DIRECTIONS FOR THIS TASK: Provide an exact transcription of all the records.

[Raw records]
----
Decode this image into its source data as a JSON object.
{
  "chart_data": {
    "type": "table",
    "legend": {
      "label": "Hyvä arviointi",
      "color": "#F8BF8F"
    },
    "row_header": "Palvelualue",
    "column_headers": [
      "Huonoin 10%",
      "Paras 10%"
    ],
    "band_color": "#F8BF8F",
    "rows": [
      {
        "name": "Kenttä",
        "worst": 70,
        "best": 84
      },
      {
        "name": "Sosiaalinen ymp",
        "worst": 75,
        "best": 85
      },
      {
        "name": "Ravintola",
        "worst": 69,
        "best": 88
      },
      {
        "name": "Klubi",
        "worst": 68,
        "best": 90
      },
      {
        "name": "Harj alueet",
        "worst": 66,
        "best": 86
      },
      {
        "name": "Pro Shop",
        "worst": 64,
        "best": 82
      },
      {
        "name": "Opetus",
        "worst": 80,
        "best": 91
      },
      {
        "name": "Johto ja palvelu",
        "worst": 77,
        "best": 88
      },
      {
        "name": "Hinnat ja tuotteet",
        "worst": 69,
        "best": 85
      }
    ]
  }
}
----
FINISHED EXERCISE:
Decode this image into its source data as a JSON object.
{
  "chart_data": {
    "type": "table",
    "legend": {
      "label": "Hyvä arviointi",
      "color": "#F8BF8F"
    },
    "row_header": "Palvelualue",
    "column_headers": [
      "Huonoin 10%",
      "Paras 10%"
    ],
    "band_color": "#F8BF8F",
    "rows": [
      {
        "name": "Kenttä",
        "worst": 70,
        "best": 84
      },
      {
        "name": "Sosiaalinen ymp",
        "worst": 75,
        "best": 85
      },
      {
        "name": "Ravintola",
        "worst": 69,
        "best": 88
      },
      {
        "name": "Klubi",
        "worst": 68,
        "best": 90
      },
      {
        "name": "Harj alueet",
        "worst": 66,
        "best": 86
      },
      {
        "name": "Pro Shop",
        "worst": 64,
        "best": 82
      },
      {
        "name": "Opetus",
        "worst": 80,
        "best": 91
      },
      {
        "name": "Johto ja palvelu",
        "worst": 77,
        "best": 88
      },
      {
        "name": "Hinnat ja tuotteet",
        "worst": 69,
        "best": 85
      }
    ]
  }
}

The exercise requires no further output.